** Start MATERIAL PROVIDED **

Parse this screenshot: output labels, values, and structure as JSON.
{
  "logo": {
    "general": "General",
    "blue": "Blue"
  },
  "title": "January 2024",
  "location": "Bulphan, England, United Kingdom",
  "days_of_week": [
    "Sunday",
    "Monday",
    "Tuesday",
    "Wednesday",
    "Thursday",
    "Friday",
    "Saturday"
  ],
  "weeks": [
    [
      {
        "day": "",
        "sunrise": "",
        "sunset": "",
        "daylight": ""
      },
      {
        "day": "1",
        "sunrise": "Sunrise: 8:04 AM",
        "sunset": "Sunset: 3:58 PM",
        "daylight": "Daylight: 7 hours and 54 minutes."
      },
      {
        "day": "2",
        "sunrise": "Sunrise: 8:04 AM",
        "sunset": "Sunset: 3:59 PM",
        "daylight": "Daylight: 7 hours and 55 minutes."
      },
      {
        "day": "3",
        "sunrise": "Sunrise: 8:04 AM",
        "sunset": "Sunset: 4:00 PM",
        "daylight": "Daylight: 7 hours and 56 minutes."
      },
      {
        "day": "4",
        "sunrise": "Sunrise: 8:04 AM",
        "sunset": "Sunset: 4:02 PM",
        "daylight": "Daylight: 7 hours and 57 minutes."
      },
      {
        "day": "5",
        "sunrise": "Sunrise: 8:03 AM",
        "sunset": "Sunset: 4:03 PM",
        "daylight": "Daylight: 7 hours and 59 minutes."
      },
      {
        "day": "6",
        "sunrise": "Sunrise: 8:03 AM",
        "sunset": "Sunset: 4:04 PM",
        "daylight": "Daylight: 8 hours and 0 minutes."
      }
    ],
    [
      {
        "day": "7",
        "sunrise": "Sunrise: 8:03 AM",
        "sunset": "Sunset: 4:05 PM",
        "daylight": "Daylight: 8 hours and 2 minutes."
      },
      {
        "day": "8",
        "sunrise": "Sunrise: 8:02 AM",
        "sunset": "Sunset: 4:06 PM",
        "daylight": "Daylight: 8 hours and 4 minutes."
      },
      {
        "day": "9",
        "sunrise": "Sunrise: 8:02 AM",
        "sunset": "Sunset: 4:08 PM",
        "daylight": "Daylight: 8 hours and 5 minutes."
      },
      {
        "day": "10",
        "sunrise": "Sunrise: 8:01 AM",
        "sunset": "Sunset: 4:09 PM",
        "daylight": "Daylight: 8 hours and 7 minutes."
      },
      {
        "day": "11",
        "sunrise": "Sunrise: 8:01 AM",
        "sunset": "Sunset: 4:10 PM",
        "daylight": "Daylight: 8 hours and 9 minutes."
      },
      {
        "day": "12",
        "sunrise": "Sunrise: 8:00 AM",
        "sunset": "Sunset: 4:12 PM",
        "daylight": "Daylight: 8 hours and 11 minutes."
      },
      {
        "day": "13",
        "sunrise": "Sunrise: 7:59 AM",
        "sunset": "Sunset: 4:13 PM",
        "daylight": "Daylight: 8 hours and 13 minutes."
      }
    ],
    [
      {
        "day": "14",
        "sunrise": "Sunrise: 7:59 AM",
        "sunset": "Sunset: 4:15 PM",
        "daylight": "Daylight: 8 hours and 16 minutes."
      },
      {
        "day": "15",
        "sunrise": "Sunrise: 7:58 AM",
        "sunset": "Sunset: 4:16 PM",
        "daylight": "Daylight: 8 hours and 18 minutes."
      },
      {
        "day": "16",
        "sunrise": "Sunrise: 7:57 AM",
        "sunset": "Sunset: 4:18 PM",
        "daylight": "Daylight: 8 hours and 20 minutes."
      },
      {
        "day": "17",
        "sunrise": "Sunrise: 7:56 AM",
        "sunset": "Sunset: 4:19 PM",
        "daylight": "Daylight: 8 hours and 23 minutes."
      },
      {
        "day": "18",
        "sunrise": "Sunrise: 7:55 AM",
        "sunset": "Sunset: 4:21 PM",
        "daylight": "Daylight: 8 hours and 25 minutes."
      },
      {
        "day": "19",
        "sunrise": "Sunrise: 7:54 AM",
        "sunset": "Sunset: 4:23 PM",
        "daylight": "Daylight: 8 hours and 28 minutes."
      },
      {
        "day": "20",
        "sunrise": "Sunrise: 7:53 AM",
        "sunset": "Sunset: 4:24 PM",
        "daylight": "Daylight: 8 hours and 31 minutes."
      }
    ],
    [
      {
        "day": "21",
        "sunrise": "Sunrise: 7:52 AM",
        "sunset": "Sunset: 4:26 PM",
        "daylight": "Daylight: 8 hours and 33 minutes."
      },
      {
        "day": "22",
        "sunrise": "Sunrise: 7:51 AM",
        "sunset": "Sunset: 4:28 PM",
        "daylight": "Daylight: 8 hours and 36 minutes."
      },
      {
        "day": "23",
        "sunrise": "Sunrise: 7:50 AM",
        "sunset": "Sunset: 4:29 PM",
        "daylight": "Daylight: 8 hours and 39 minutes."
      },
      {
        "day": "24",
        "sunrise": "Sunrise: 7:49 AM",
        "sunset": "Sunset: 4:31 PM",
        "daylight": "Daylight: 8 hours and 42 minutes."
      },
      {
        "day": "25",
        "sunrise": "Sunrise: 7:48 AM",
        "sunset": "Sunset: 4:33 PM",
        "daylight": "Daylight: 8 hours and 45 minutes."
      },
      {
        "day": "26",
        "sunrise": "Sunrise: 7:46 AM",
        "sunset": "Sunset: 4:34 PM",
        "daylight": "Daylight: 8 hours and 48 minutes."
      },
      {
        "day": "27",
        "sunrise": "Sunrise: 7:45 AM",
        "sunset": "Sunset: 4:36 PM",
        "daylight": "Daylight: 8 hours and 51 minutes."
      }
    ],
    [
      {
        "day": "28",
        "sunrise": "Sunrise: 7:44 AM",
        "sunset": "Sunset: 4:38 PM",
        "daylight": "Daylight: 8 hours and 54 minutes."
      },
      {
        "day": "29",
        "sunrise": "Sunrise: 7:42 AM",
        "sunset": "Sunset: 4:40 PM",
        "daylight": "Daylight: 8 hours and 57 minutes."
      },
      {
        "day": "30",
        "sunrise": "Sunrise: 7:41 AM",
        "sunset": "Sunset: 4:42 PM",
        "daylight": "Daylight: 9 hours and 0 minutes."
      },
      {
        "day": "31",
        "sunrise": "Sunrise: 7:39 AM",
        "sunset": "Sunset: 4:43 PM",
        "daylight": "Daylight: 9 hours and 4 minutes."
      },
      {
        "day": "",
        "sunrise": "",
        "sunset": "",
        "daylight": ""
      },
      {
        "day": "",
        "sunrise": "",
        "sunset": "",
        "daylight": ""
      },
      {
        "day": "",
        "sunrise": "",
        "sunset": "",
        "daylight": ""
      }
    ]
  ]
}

** End MATERIAL PROVIDED **

* _PROBLEM REQUIREMENTS_
Give every line of the material again, exactly as it reads.

* _PROBLEM SOLUTION_
Parse this screenshot: output labels, values, and structure as JSON.
{
  "logo": {
    "general": "General",
    "blue": "Blue"
  },
  "title": "January 2024",
  "location": "Bulphan, England, United Kingdom",
  "days_of_week": [
    "Sunday",
    "Monday",
    "Tuesday",
    "Wednesday",
    "Thursday",
    "Friday",
    "Saturday"
  ],
  "weeks": [
    [
      {
        "day": "",
        "sunrise": "",
        "sunset": "",
        "daylight": ""
      },
      {
        "day": "1",
        "sunrise": "Sunrise: 8:04 AM",
        "sunset": "Sunset: 3:58 PM",
        "daylight": "Daylight: 7 hours and 54 minutes."
      },
      {
        "day": "2",
        "sunrise": "Sunrise: 8:04 AM",
        "sunset": "Sunset: 3:59 PM",
        "daylight": "Daylight: 7 hours and 55 minutes."
      },
      {
        "day": "3",
        "sunrise": "Sunrise: 8:04 AM",
        "sunset": "Sunset: 4:00 PM",
        "daylight": "Daylight: 7 hours and 56 minutes."
      },
      {
        "day": "4",
        "sunrise": "Sunrise: 8:04 AM",
        "sunset": "Sunset: 4:02 PM",
        "daylight": "Daylight: 7 hours and 57 minutes."
      },
      {
        "day": "5",
        "sunrise": "Sunrise: 8:03 AM",
        "sunset": "Sunset: 4:03 PM",
        "daylight": "Daylight: 7 hours and 59 minutes."
      },
      {
        "day": "6",
        "sunrise": "Sunrise: 8:03 AM",
        "sunset": "Sunset: 4:04 PM",
        "daylight": "Daylight: 8 hours and 0 minutes."
      }
    ],
    [
      {
        "day": "7",
        "sunrise": "Sunrise: 8:03 AM",
        "sunset": "Sunset: 4:05 PM",
        "daylight": "Daylight: 8 hours and 2 minutes."
      },
      {
        "day": "8",
        "sunrise": "Sunrise: 8:02 AM",
        "sunset": "Sunset: 4:06 PM",
        "daylight": "Daylight: 8 hours and 4 minutes."
      },
      {
        "day": "9",
        "sunrise": "Sunrise: 8:02 AM",
        "sunset": "Sunset: 4:08 PM",
        "daylight": "Daylight: 8 hours and 5 minutes."
      },
      {
        "day": "10",
        "sunrise": "Sunrise: 8:01 AM",
        "sunset": "Sunset: 4:09 PM",
        "daylight": "Daylight: 8 hours and 7 minutes."
      },
      {
        "day": "11",
        "sunrise": "Sunrise: 8:01 AM",
        "sunset": "Sunset: 4:10 PM",
        "daylight": "Daylight: 8 hours and 9 minutes."
      },
      {
        "day": "12",
        "sunrise": "Sunrise: 8:00 AM",
        "sunset": "Sunset: 4:12 PM",
        "daylight": "Daylight: 8 hours and 11 minutes."
      },
      {
        "day": "13",
        "sunrise": "Sunrise: 7:59 AM",
        "sunset": "Sunset: 4:13 PM",
        "daylight": "Daylight: 8 hours and 13 minutes."
      }
    ],
    [
      {
        "day": "14",
        "sunrise": "Sunrise: 7:59 AM",
        "sunset": "Sunset: 4:15 PM",
        "daylight": "Daylight: 8 hours and 16 minutes."
      },
      {
        "day": "15",
        "sunrise": "Sunrise: 7:58 AM",
        "sunset": "Sunset: 4:16 PM",
        "daylight": "Daylight: 8 hours and 18 minutes."
      },
      {
        "day": "16",
        "sunrise": "Sunrise: 7:57 AM",
        "sunset": "Sunset: 4:18 PM",
        "daylight": "Daylight: 8 hours and 20 minutes."
      },
      {
        "day": "17",
        "sunrise": "Sunrise: 7:56 AM",
        "sunset": "Sunset: 4:19 PM",
        "daylight": "Daylight: 8 hours and 23 minutes."
      },
      {
        "day": "18",
        "sunrise": "Sunrise: 7:55 AM",
        "sunset": "Sunset: 4:21 PM",
        "daylight": "Daylight: 8 hours and 25 minutes."
      },
      {
        "day": "19",
        "sunrise": "Sunrise: 7:54 AM",
        "sunset": "Sunset: 4:23 PM",
        "daylight": "Daylight: 8 hours and 28 minutes."
      },
      {
        "day": "20",
        "sunrise": "Sunrise: 7:53 AM",
        "sunset": "Sunset: 4:24 PM",
        "daylight": "Daylight: 8 hours and 31 minutes."
      }
    ],
    [
      {
        "day": "21",
        "sunrise": "Sunrise: 7:52 AM",
        "sunset": "Sunset: 4:26 PM",
        "daylight": "Daylight: 8 hours and 33 minutes."
      },
      {
        "day": "22",
        "sunrise": "Sunrise: 7:51 AM",
        "sunset": "Sunset: 4:28 PM",
        "daylight": "Daylight: 8 hours and 36 minutes."
      },
      {
        "day": "23",
        "sunrise": "Sunrise: 7:50 AM",
        "sunset": "Sunset: 4:29 PM",
        "daylight": "Daylight: 8 hours and 39 minutes."
      },
      {
        "day": "24",
        "sunrise": "Sunrise: 7:49 AM",
        "sunset": "Sunset: 4:31 PM",
        "daylight": "Daylight: 8 hours and 42 minutes."
      },
      {
        "day": "25",
        "sunrise": "Sunrise: 7:48 AM",
        "sunset": "Sunset: 4:33 PM",
        "daylight": "Daylight: 8 hours and 45 minutes."
      },
      {
        "day": "26",
        "sunrise": "Sunrise: 7:46 AM",
        "sunset": "Sunset: 4:34 PM",
        "daylight": "Daylight: 8 hours and 48 minutes."
      },
      {
        "day": "27",
        "sunrise": "Sunrise: 7:45 AM",
        "sunset": "Sunset: 4:36 PM",
        "daylight": "Daylight: 8 hours and 51 minutes."
      }
    ],
    [
      {
        "day": "28",
        "sunrise": "Sunrise: 7:44 AM",
        "sunset": "Sunset: 4:38 PM",
        "daylight": "Daylight: 8 hours and 54 minutes."
      },
      {
        "day": "29",
        "sunrise": "Sunrise: 7:42 AM",
        "sunset": "Sunset: 4:40 PM",
        "daylight": "Daylight: 8 hours and 57 minutes."
      },
      {
        "day": "30",
        "sunrise": "Sunrise: 7:41 AM",
        "sunset": "Sunset: 4:42 PM",
        "daylight": "Daylight: 9 hours and 0 minutes."
      },
      {
        "day": "31",
        "sunrise": "Sunrise: 7:39 AM",
        "sunset": "Sunset: 4:43 PM",
        "daylight": "Daylight: 9 hours and 4 minutes."
      },
      {
        "day": "",
        "sunrise": "",
        "sunset": "",
        "daylight": ""
      },
      {
        "day": "",
        "sunrise": "",
        "sunset": "",
        "daylight": ""
      },
      {
        "day": "",
        "sunrise": "",
        "sunset": "",
        "daylight": ""
      }
    ]
  ]
}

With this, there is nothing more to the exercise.